[Collected data entries]
——

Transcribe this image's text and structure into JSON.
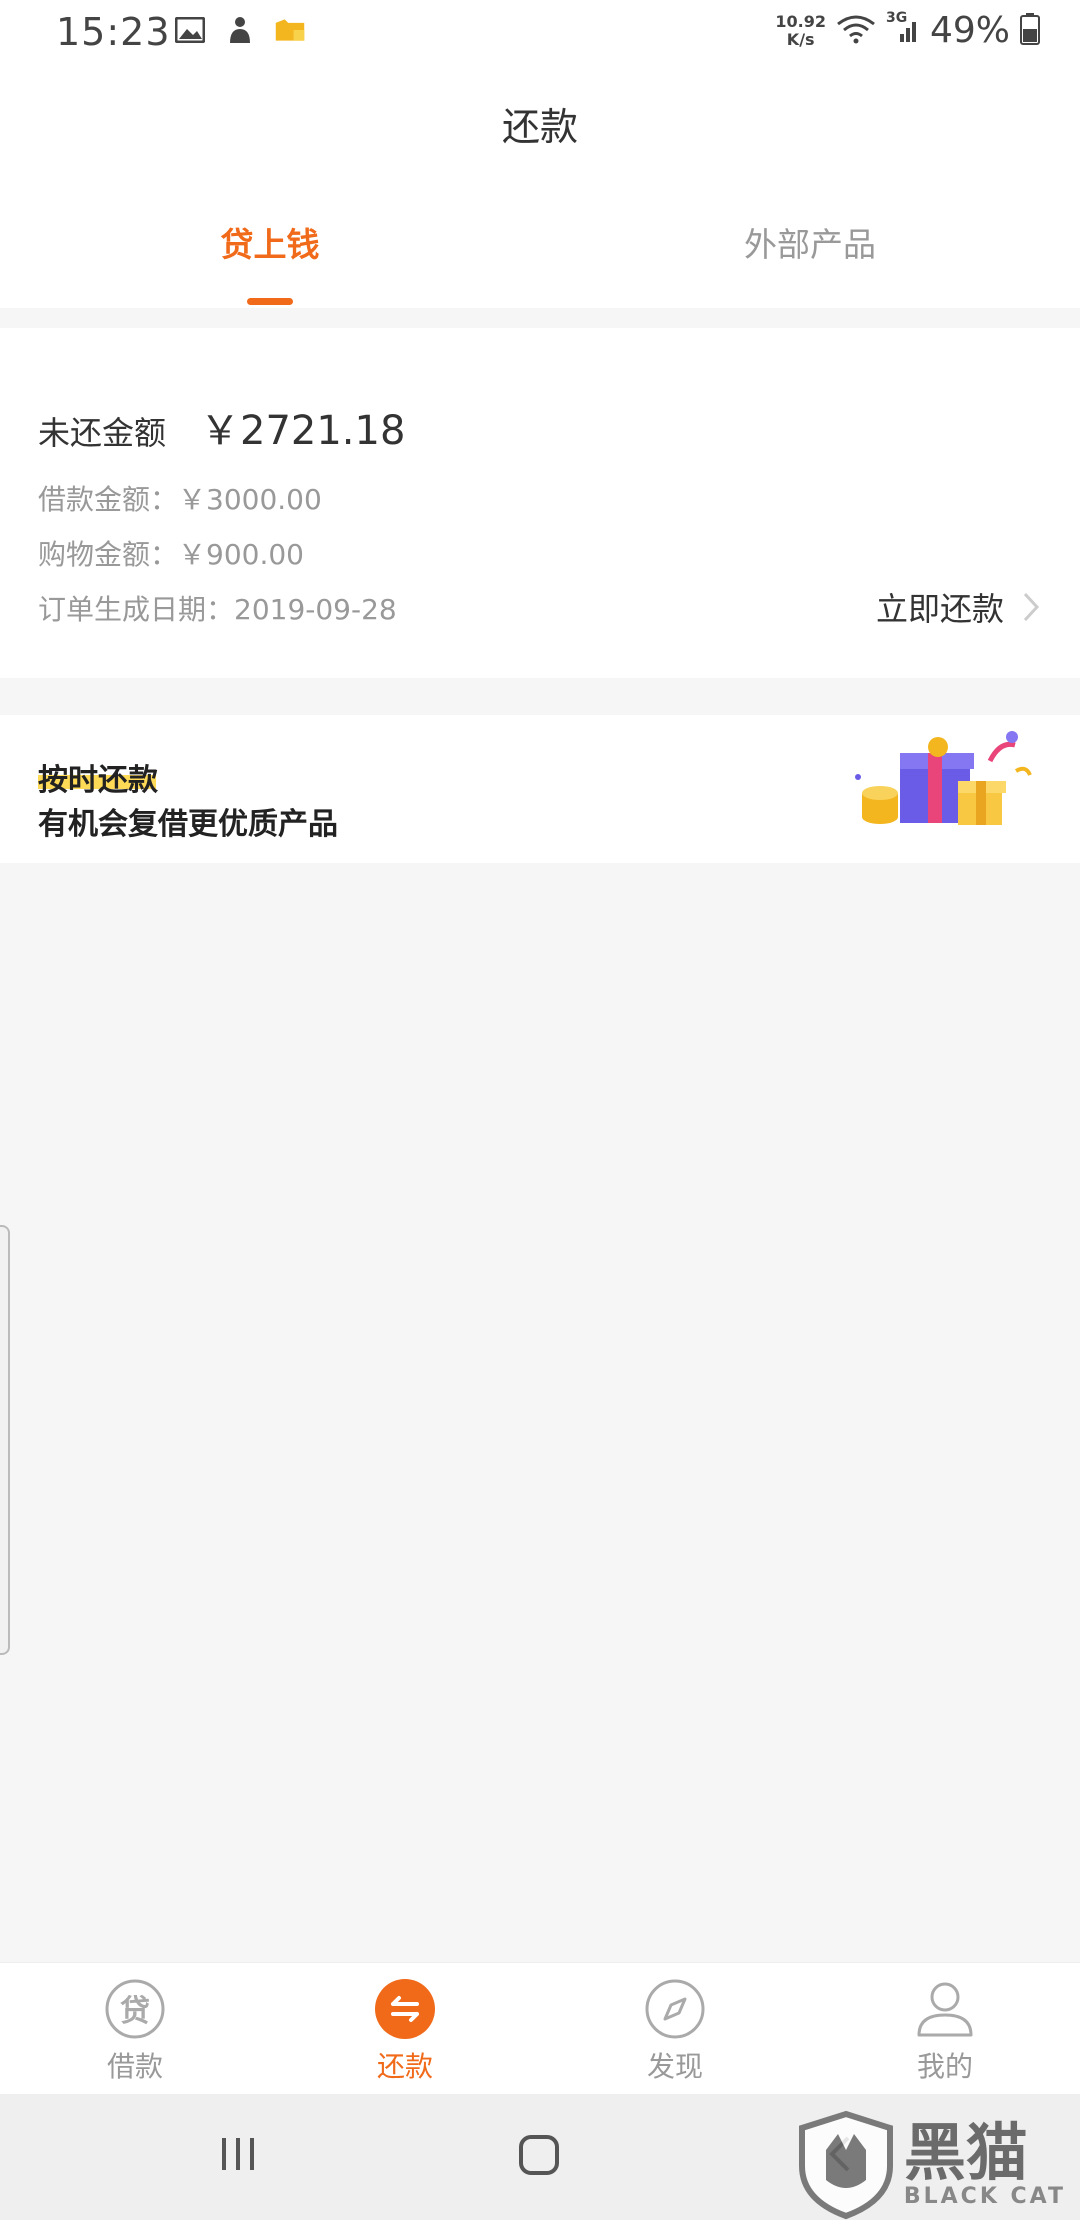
{
  "status_bar": {
    "time": "15:23",
    "net_speed_value": "10.92",
    "net_speed_unit": "K/s",
    "network_type": "3G",
    "battery": "49%",
    "icons": [
      "gallery-icon",
      "person-icon",
      "folder-icon",
      "wifi-icon",
      "signal-icon",
      "battery-icon"
    ]
  },
  "header": {
    "title": "还款"
  },
  "tabs": [
    {
      "label": "贷上钱",
      "active": true
    },
    {
      "label": "外部产品",
      "active": false
    }
  ],
  "summary": {
    "outstanding_label": "未还金额",
    "outstanding_amount": "￥2721.18",
    "loan_amount": "借款金额：￥3000.00",
    "shopping_amount": "购物金额：￥900.00",
    "order_date": "订单生成日期：2019-09-28",
    "repay_now_label": "立即还款"
  },
  "banner": {
    "line1": "按时还款",
    "line2": "有机会复借更优质产品"
  },
  "bottom_nav": [
    {
      "label": "借款",
      "icon": "loan-icon",
      "active": false,
      "icon_glyph": "贷"
    },
    {
      "label": "还款",
      "icon": "repay-icon",
      "active": true
    },
    {
      "label": "发现",
      "icon": "compass-icon",
      "active": false
    },
    {
      "label": "我的",
      "icon": "profile-icon",
      "active": false
    }
  ],
  "watermark": {
    "cn": "黑猫",
    "en": "BLACK CAT"
  },
  "colors": {
    "accent": "#f06a1a",
    "highlight": "#ffd43a",
    "background": "#f6f6f6"
  }
}
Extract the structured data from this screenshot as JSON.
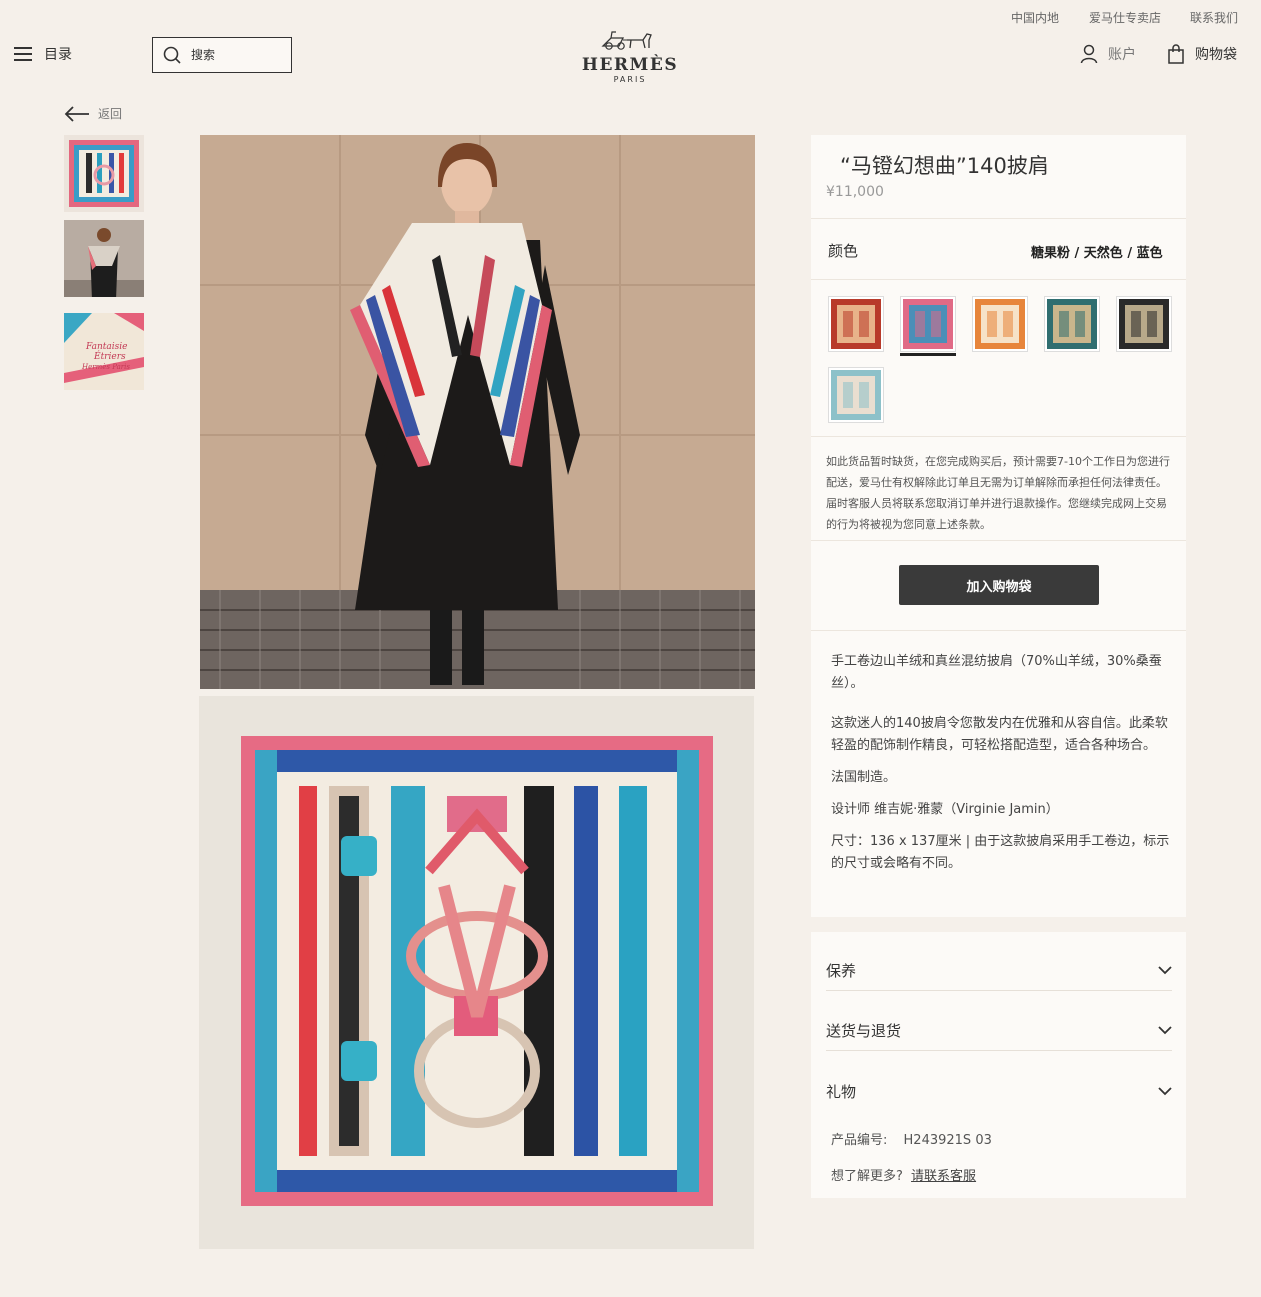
{
  "utility": {
    "region": "中国内地",
    "stores": "爱马仕专卖店",
    "contact": "联系我们"
  },
  "header": {
    "menu_label": "目录",
    "search_placeholder": "搜索",
    "logo_brand": "HERMÈS",
    "logo_sub": "PARIS",
    "account_label": "账户",
    "bag_label": "购物袋"
  },
  "back_label": "返回",
  "thumb_text": {
    "line1": "Fantaisie",
    "line2": "Étriers",
    "line3": "Hermès Paris"
  },
  "product": {
    "title": "“马镫幻想曲”140披肩",
    "price": "¥11,000",
    "color_label": "颜色",
    "color_value": "糖果粉 / 天然色 / 蓝色",
    "notice": "如此货品暂时缺货，在您完成购买后，预计需要7-10个工作日为您进行配送，爱马仕有权解除此订单且无需为订单解除而承担任何法律责任。届时客服人员将联系您取消订单并进行退款操作。您继续完成网上交易的行为将被视为您同意上述条款。",
    "add_to_bag": "加入购物袋",
    "desc1": "手工卷边山羊绒和真丝混纺披肩（70%山羊绒，30%桑蚕丝）。",
    "desc2": "这款迷人的140披肩令您散发内在优雅和从容自信。此柔软轻盈的配饰制作精良，可轻松搭配造型，适合各种场合。",
    "desc3": "法国制造。",
    "desc4": "设计师 维吉妮·雅蒙（Virginie Jamin）",
    "desc5": "尺寸：136 x 137厘米 | 由于这款披肩采用手工卷边，标示的尺寸或会略有不同。",
    "sku_label": "产品编号:",
    "sku_value": "H243921S 03",
    "more_label": "想了解更多?",
    "more_link": "请联系客服"
  },
  "accordion": [
    "保养",
    "送货与退货",
    "礼物"
  ],
  "swatch_colors": [
    {
      "name": "red",
      "main": "#b83a2a",
      "accent": "#e8b38a"
    },
    {
      "name": "candy-pink",
      "main": "#e06a86",
      "accent": "#4b8fb8",
      "selected": true
    },
    {
      "name": "orange",
      "main": "#e7853b",
      "accent": "#f6e2c8"
    },
    {
      "name": "teal",
      "main": "#2f6e70",
      "accent": "#c9b68c"
    },
    {
      "name": "black",
      "main": "#2a2a2a",
      "accent": "#b8a98a"
    },
    {
      "name": "sky",
      "main": "#8dc1c9",
      "accent": "#e9ded0"
    }
  ]
}
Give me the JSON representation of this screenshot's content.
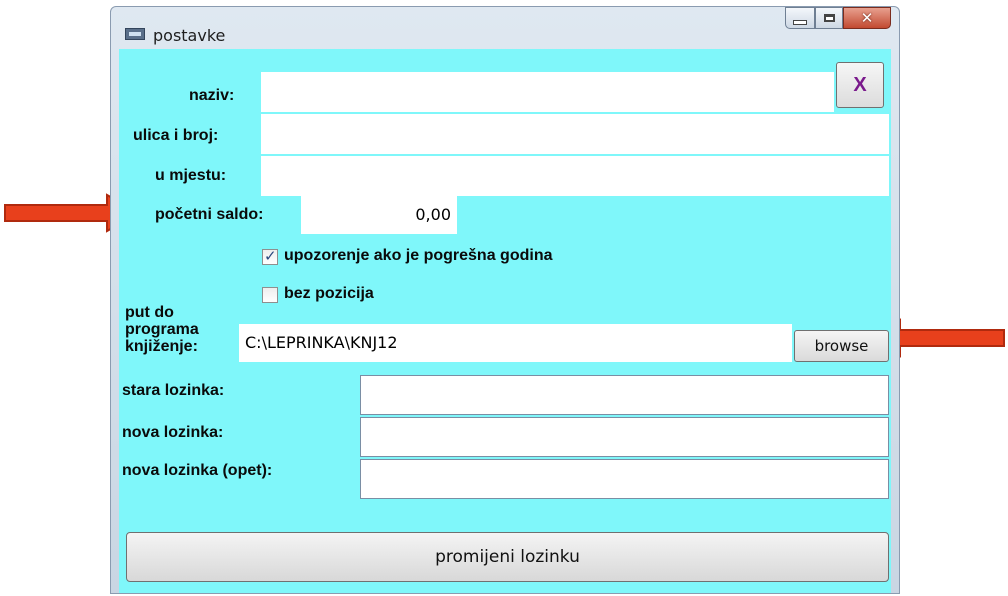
{
  "window": {
    "title": "postavke"
  },
  "close_button_label": "X",
  "form": {
    "naziv_label": "naziv:",
    "naziv_value": "",
    "ulica_label": "ulica i broj:",
    "ulica_value": "",
    "mjesto_label": "u mjestu:",
    "mjesto_value": "",
    "saldo_label": "početni saldo:",
    "saldo_value": "0,00",
    "upozorenje_label": "upozorenje ako je pogrešna godina",
    "upozorenje_checked": true,
    "bez_pozicija_label": "bez pozicija",
    "bez_pozicija_checked": false,
    "put_label_1": "put do",
    "put_label_2": "programa",
    "put_label_3": "knjiženje:",
    "put_value": "C:\\LEPRINKA\\KNJ12",
    "browse_label": "browse",
    "stara_label": "stara lozinka:",
    "stara_value": "",
    "nova_label": "nova lozinka:",
    "nova_value": "",
    "nova_opet_label": "nova lozinka (opet):",
    "nova_opet_value": "",
    "change_button_label": "promijeni lozinku"
  },
  "colors": {
    "client_bg": "#7ff7fa",
    "arrow": "#e8401c",
    "close_x": "#7a1a8c"
  },
  "annotations": [
    "left-arrow pointing at početni saldo",
    "right-arrow pointing at browse button"
  ]
}
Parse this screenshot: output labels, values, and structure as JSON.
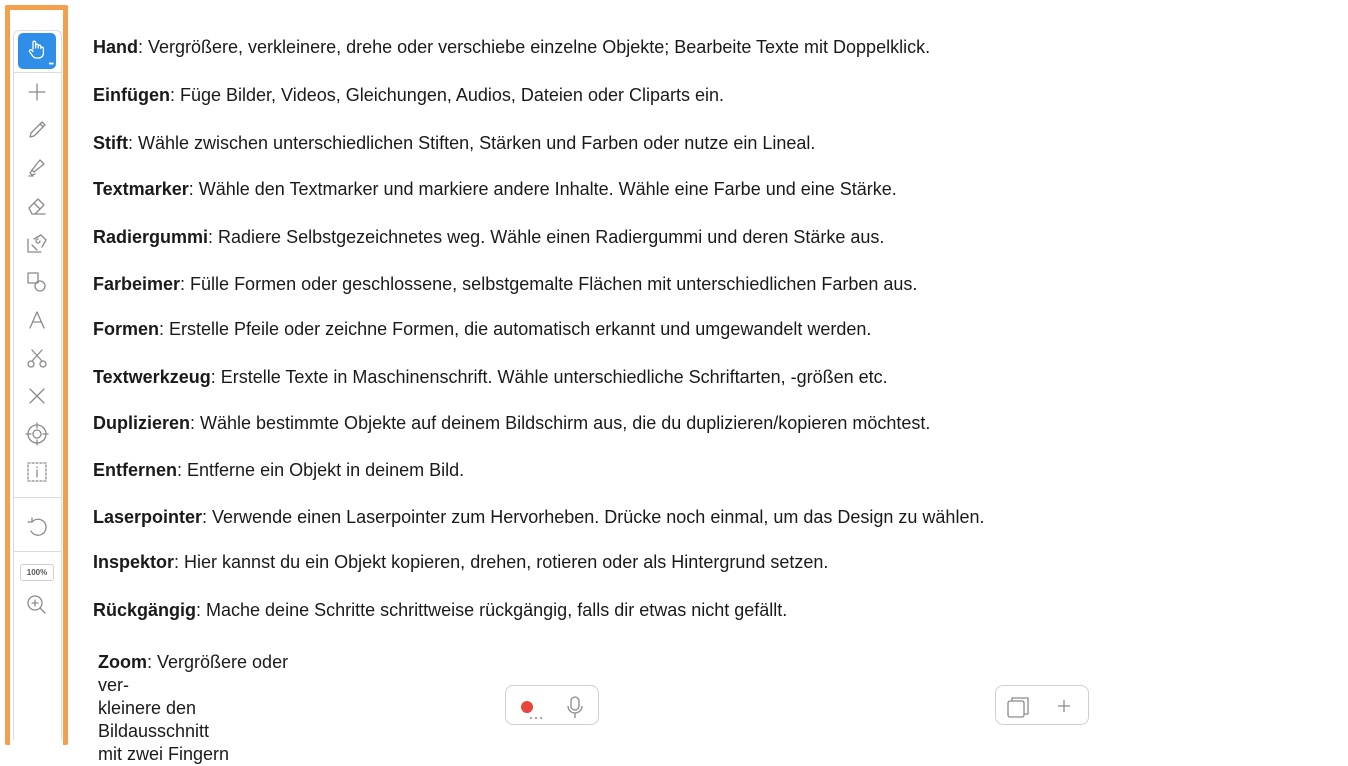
{
  "toolbar": {
    "zoom_level": "100%",
    "tools": [
      {
        "icon": "hand-icon",
        "active": true
      },
      {
        "icon": "plus-icon"
      },
      {
        "icon": "pen-icon"
      },
      {
        "icon": "highlighter-icon"
      },
      {
        "icon": "eraser-icon"
      },
      {
        "icon": "paint-bucket-icon"
      },
      {
        "icon": "shapes-icon"
      },
      {
        "icon": "text-tool-icon"
      },
      {
        "icon": "scissors-icon"
      },
      {
        "icon": "close-icon"
      },
      {
        "icon": "laser-pointer-icon"
      },
      {
        "icon": "inspector-icon"
      },
      {
        "icon": "undo-icon"
      },
      {
        "icon": "zoom-in-icon"
      }
    ],
    "accent_color": "#2f8fe8",
    "frame_color": "#f2a04e"
  },
  "descriptions": [
    {
      "term": "Hand",
      "text": ": Vergrößere, verkleinere, drehe oder verschiebe einzelne Objekte; Bearbeite Texte mit Doppelklick."
    },
    {
      "term": "Einfügen",
      "text": ": Füge Bilder, Videos, Gleichungen, Audios, Dateien oder Cliparts ein."
    },
    {
      "term": "Stift",
      "text": ": Wähle zwischen unterschiedlichen Stiften, Stärken und Farben oder nutze ein Lineal."
    },
    {
      "term": "Textmarker",
      "text": ": Wähle den Textmarker und markiere andere Inhalte. Wähle eine Farbe und eine Stärke."
    },
    {
      "term": "Radiergummi",
      "text": ": Radiere Selbstgezeichnetes weg. Wähle einen Radiergummi und deren Stärke aus."
    },
    {
      "term": "Farbeimer",
      "text": ": Fülle Formen oder geschlossene, selbstgemalte Flächen mit unterschiedlichen Farben aus."
    },
    {
      "term": "Formen",
      "text": ": Erstelle Pfeile oder zeichne Formen, die automatisch erkannt und umgewandelt werden."
    },
    {
      "term": "Textwerkzeug",
      "text": ": Erstelle Texte in Maschinenschrift. Wähle unterschiedliche Schriftarten, -größen etc."
    },
    {
      "term": "Duplizieren",
      "text": ": Wähle bestimmte Objekte auf deinem Bildschirm aus, die du duplizieren/kopieren möchtest."
    },
    {
      "term": "Entfernen",
      "text": ": Entferne ein Objekt in deinem Bild."
    },
    {
      "term": "Laserpointer",
      "text": ": Verwende einen Laserpointer zum Hervorheben. Drücke noch einmal, um das Design zu wählen."
    },
    {
      "term": "Inspektor",
      "text": ": Hier kannst du ein Objekt kopieren, drehen, rotieren oder als Hintergrund setzen."
    },
    {
      "term": "Rückgängig",
      "text": ": Mache deine Schritte schrittweise rückgängig, falls dir etwas nicht gefällt."
    }
  ],
  "zoom_description": {
    "term": "Zoom",
    "line1": ": Vergrößere oder ver-",
    "line2": "kleinere den Bildausschnitt",
    "line3": "mit zwei Fingern"
  },
  "record_controls": {
    "icons": [
      "record-icon",
      "microphone-icon"
    ],
    "record_color": "#e8453c"
  },
  "page_controls": {
    "icons": [
      "pages-icon",
      "add-page-icon"
    ]
  }
}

——

◆ **THE TASK**
Pull out every line of the entries that includes the word "Laserpointer".

◆ **WRITTEN SOLUTION**
      "term": "Laserpointer",
      "text": ": Verwende einen Laserpointer zum Hervorheben. Drücke noch einmal, um das Design zu wählen."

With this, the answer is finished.